## Start DATA EXCERPTS
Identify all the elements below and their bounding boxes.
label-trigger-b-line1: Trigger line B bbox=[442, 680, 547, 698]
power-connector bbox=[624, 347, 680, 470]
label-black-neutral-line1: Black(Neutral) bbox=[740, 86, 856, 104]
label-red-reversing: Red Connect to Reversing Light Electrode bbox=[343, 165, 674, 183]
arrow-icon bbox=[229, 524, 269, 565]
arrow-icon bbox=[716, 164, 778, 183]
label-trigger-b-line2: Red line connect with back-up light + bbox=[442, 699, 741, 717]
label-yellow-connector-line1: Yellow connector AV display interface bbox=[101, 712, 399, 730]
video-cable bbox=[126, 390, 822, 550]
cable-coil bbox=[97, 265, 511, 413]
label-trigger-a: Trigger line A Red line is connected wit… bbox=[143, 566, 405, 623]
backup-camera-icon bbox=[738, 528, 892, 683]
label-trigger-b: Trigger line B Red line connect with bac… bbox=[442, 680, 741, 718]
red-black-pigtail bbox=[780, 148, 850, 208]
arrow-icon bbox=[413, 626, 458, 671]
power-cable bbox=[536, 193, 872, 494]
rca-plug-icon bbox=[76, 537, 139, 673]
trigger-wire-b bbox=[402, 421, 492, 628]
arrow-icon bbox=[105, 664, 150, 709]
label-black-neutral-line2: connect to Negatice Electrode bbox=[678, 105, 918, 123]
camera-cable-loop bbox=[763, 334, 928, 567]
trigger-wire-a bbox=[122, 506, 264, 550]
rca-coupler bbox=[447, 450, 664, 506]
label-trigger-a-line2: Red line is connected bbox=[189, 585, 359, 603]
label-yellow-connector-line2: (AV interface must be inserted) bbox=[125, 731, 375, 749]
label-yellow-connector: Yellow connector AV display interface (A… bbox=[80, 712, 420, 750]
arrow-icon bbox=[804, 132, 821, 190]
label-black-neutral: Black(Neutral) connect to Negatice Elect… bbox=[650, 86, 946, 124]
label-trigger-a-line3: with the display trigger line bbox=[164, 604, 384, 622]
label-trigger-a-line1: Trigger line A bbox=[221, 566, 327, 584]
## End DATA EXCERPTS
● **WHAT IS NEEDED**:
Reproduce the rows above word for word. Begin with the first row and stop after the row that contains "label-trigger-b-line2: Red line".

● **SOLVED EXERCISE**:
Identify all the elements below and their bounding boxes.
label-trigger-b-line1: Trigger line B bbox=[442, 680, 547, 698]
power-connector bbox=[624, 347, 680, 470]
label-black-neutral-line1: Black(Neutral) bbox=[740, 86, 856, 104]
label-red-reversing: Red Connect to Reversing Light Electrode bbox=[343, 165, 674, 183]
arrow-icon bbox=[229, 524, 269, 565]
arrow-icon bbox=[716, 164, 778, 183]
label-trigger-b-line2: Red line connect with back-up light + bbox=[442, 699, 741, 717]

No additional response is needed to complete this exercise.